▶ _Raw records_
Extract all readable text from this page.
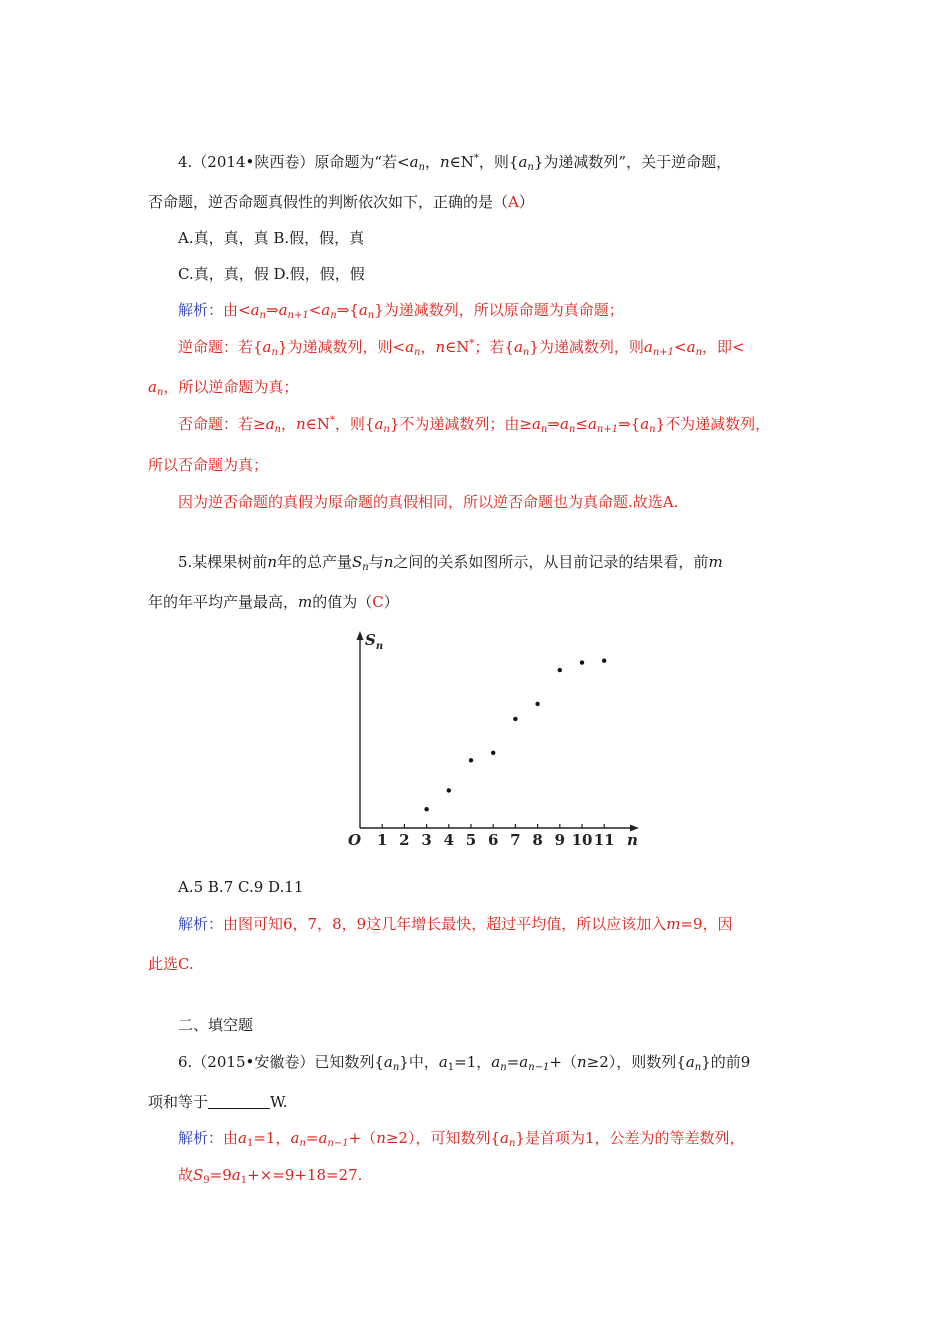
4.（2014•陕西卷）原命题为“若$<a_n$，n∈N*，则$\{a_n\}$为递减数列”，关于逆命题，
否命题，逆否命题真假性的判断依次如下，正确的是（A）
A.真，真，真 B.假，假，真
C.真，真，假 D.假，假，假
解析：由$<a_n\Rightarrow a_{n+1}<a_n\Rightarrow\{a_n\}$为递减数列，所以原命题为真命题；
逆命题：若$\{a_n\}$为递减数列，则$<a_n$，n∈N*；若$\{a_n\}$为递减数列，则$a_{n+1}<a_n$，即<
$a_n$，所以逆命题为真；
否命题：若$\ge a_n$，n∈N*，则$\{a_n\}$不为递减数列；由$\ge a_n\Rightarrow a_n\le a_{n+1}\Rightarrow\{a_n\}$不为递减数列，
所以否命题为真；
因为逆否命题的真假为原命题的真假相同，所以逆否命题也为真命题.故选A.
5.某棵果树前n年的总产量$S_n$与n之间的关系如图所示，从目前记录的结果看，前m
年的年平均产量最高，m的值为（C）
O	n
$S_n$
1 2 3 4 5 6 7 8 9 10 11
A.5 B.7 C.9 D.11
解析：由图可知6，7，8，9这几年增长最快，超过平均值，所以应该加入m=9，因
此选C.
二、填空题
6.（2015•安徽卷）已知数列$\{a_n\}$中，$a_1=1$，$a_n=a_{n-1}+(n\ge 2)$，则数列$\{a_n\}$的前9
项和等于	W.
解析：由$a_1=1$，$a_n=a_{n-1}+(n\ge 2)$，可知数列$\{a_n\}$是首项为1，公差为的等差数列，
故$S_9=9a_1+\times=9+18=27$.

▶ _Problem requirements_
Without the pictures, repeat the listing above exactly.

▶ _Written solution_
Extract all readable text from this page.
4.（2014•陕西卷）原命题为“若$<a_n$，n∈N*，则$\{a_n\}$为递减数列”，关于逆命题，
否命题，逆否命题真假性的判断依次如下，正确的是（A）
A.真，真，真 B.假，假，真
C.真，真，假 D.假，假，假
解析：由$<a_n\Rightarrow a_{n+1}<a_n\Rightarrow\{a_n\}$为递减数列，所以原命题为真命题；
逆命题：若$\{a_n\}$为递减数列，则$<a_n$，n∈N*；若$\{a_n\}$为递减数列，则$a_{n+1}<a_n$，即<
$a_n$，所以逆命题为真；
否命题：若$\ge a_n$，n∈N*，则$\{a_n\}$不为递减数列；由$\ge a_n\Rightarrow a_n\le a_{n+1}\Rightarrow\{a_n\}$不为递减数列，
所以否命题为真；
因为逆否命题的真假为原命题的真假相同，所以逆否命题也为真命题.故选A.
5.某棵果树前n年的总产量$S_n$与n之间的关系如图所示，从目前记录的结果看，前m
年的年平均产量最高，m的值为（C）
O	n
$S_n$
1 2 3 4 5 6 7 8 9 10 11
A.5 B.7 C.9 D.11
解析：由图可知6，7，8，9这几年增长最快，超过平均值，所以应该加入m=9，因
此选C.
二、填空题
6.（2015•安徽卷）已知数列$\{a_n\}$中，$a_1=1$，$a_n=a_{n-1}+(n\ge 2)$，则数列$\{a_n\}$的前9
项和等于	W.
解析：由$a_1=1$，$a_n=a_{n-1}+(n\ge 2)$，可知数列$\{a_n\}$是首项为1，公差为的等差数列，
故$S_9=9a_1+\times=9+18=27$.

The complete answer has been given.